TASK REQUIREMENTS -
Find and return each line containing "Foreign".
-- begin TASK INPUT --
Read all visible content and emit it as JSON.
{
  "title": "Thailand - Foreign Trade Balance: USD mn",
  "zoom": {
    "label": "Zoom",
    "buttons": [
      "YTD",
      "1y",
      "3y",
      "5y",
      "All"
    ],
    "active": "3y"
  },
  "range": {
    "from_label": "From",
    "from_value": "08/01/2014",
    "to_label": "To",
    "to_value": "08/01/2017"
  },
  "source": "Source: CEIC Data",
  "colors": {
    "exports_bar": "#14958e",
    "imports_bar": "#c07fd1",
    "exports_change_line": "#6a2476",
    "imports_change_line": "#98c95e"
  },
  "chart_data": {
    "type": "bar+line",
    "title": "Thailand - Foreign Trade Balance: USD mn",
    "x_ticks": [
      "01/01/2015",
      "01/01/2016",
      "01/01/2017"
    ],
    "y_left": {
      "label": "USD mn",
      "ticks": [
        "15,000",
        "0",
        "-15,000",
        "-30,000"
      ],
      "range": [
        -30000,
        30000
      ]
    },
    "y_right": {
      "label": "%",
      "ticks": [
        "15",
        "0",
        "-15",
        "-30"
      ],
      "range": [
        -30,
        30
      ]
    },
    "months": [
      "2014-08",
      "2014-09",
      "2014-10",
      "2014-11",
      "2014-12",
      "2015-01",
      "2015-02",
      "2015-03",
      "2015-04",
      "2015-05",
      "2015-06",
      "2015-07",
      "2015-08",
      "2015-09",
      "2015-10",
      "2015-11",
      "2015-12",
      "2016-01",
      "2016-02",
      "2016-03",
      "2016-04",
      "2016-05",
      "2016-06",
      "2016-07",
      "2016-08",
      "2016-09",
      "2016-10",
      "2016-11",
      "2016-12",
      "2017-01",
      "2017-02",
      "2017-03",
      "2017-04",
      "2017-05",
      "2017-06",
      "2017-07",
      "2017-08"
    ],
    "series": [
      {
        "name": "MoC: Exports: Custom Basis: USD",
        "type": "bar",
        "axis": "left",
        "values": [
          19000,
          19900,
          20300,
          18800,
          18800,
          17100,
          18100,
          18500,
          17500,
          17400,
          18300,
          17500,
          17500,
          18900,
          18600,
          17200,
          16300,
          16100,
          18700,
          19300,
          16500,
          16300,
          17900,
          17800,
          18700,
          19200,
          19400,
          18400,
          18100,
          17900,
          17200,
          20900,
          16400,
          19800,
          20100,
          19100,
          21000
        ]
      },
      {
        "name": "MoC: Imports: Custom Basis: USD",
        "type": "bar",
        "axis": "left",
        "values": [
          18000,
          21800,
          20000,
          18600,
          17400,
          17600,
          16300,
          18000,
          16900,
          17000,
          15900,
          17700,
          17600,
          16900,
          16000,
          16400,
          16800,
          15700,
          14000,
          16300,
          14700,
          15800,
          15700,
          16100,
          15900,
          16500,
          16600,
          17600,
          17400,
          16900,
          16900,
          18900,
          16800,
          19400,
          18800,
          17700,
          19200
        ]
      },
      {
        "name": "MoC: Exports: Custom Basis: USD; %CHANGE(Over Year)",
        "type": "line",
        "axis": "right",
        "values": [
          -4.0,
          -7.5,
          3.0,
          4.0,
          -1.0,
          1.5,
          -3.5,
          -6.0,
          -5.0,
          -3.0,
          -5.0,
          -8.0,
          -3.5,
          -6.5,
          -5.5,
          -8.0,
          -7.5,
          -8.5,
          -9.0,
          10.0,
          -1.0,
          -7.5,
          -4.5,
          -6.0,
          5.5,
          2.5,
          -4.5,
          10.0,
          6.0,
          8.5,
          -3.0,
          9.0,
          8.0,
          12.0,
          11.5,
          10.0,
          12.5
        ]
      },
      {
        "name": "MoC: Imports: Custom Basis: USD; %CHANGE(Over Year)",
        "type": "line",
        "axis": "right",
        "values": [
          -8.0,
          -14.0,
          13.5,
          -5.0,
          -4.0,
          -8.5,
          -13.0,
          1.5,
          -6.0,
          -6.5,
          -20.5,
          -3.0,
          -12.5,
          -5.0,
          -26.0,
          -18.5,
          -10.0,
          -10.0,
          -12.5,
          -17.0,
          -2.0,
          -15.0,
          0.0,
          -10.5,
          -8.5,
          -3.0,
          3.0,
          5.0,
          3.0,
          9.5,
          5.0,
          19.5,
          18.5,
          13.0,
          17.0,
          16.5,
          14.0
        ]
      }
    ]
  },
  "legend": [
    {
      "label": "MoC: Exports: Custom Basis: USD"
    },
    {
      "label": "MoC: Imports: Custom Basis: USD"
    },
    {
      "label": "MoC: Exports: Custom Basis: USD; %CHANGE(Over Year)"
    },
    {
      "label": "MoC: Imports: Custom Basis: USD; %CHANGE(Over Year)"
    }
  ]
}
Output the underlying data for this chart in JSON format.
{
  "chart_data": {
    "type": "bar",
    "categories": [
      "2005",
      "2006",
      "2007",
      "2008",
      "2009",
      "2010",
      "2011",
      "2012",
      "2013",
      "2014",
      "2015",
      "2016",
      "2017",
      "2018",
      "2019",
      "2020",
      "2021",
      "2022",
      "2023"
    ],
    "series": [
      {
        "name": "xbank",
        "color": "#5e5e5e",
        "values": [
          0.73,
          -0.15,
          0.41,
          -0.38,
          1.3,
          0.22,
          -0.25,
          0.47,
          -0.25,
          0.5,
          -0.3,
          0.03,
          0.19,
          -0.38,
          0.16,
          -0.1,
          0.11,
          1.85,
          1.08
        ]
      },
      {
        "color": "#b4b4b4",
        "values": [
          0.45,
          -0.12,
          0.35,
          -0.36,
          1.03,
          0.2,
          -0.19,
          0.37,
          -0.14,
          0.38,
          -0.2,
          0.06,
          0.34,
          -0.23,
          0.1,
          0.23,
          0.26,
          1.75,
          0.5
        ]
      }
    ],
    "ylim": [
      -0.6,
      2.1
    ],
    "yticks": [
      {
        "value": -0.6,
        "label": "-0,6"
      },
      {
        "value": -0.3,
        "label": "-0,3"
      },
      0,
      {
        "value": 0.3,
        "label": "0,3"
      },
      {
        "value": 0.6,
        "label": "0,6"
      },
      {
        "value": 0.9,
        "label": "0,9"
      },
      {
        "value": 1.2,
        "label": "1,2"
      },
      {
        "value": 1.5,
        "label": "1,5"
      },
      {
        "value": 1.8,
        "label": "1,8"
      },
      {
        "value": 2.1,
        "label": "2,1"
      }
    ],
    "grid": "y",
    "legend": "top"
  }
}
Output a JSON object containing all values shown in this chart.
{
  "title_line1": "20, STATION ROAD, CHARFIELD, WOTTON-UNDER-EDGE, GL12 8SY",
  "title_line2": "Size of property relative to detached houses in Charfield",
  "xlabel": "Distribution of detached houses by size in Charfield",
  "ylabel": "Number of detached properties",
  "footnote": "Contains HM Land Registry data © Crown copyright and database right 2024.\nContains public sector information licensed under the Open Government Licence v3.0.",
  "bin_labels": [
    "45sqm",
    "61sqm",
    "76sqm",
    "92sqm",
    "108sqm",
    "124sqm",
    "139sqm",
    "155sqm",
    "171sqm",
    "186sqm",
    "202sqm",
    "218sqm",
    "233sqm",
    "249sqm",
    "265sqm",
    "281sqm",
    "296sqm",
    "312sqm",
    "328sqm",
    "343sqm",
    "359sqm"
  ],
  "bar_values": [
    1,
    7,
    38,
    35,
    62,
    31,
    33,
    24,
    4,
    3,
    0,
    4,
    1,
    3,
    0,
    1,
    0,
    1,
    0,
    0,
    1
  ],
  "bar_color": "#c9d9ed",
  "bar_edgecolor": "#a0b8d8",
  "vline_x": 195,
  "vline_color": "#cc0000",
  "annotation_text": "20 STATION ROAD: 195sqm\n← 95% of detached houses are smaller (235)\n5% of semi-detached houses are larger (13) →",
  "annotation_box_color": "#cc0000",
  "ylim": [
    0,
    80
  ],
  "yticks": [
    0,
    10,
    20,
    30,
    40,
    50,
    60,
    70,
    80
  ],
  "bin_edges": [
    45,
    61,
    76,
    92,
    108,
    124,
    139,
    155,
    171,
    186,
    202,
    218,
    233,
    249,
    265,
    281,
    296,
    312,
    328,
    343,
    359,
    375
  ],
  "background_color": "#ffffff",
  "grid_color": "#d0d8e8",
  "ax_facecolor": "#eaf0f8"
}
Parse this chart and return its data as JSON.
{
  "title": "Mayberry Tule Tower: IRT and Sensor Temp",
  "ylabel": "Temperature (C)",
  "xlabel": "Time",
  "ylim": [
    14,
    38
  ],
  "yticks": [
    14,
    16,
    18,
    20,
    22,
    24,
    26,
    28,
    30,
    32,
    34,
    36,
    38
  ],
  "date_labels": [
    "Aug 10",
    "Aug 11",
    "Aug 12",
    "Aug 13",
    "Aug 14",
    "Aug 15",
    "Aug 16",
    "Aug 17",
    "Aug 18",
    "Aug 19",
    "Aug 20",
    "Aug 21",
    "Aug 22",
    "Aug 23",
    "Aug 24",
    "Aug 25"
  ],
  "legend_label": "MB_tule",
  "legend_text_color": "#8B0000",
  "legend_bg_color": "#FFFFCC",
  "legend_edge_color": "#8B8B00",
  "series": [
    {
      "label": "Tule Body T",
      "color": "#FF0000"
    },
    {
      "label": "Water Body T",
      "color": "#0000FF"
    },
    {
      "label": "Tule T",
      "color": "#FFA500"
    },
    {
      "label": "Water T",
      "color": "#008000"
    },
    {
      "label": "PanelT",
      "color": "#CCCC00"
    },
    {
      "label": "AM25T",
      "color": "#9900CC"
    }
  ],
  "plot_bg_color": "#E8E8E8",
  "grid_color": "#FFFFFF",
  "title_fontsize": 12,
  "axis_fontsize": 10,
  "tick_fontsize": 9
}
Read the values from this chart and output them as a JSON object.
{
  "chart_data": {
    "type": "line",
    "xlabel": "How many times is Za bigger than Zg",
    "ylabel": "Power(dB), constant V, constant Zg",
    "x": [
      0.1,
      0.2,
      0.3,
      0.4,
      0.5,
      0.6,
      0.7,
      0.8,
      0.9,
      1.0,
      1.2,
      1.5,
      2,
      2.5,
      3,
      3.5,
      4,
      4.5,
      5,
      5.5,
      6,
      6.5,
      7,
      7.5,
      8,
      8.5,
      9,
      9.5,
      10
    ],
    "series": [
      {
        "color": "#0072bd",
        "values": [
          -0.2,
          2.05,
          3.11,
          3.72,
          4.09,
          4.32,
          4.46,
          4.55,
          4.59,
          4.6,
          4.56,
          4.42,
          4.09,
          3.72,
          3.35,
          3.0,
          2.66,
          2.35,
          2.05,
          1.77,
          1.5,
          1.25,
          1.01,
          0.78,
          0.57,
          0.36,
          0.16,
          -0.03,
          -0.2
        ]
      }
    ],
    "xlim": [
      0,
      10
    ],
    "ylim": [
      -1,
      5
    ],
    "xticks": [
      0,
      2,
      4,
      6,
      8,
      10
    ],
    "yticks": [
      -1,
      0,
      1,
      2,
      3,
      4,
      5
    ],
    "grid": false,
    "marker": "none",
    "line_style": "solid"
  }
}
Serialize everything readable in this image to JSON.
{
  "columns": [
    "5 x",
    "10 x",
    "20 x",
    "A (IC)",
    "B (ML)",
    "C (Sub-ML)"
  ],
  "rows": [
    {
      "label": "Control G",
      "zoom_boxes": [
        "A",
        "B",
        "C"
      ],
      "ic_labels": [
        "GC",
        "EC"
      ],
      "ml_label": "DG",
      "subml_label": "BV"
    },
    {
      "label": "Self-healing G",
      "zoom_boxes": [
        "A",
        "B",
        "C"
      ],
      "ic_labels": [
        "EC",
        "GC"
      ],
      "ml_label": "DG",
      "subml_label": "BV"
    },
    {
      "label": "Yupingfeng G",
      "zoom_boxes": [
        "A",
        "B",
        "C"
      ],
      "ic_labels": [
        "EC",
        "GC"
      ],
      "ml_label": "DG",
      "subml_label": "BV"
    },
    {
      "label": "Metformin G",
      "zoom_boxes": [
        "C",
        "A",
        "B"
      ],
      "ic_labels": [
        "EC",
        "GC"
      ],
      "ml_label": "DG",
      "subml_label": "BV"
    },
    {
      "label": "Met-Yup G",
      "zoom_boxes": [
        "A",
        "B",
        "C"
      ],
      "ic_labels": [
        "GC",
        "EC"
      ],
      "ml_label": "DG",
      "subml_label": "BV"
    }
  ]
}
-- end TASK INPUT --
ANSWER TO THE TASK -
  "title": "Thailand - Foreign Trade Balance: USD mn",
    "title": "Thailand - Foreign Trade Balance: USD mn",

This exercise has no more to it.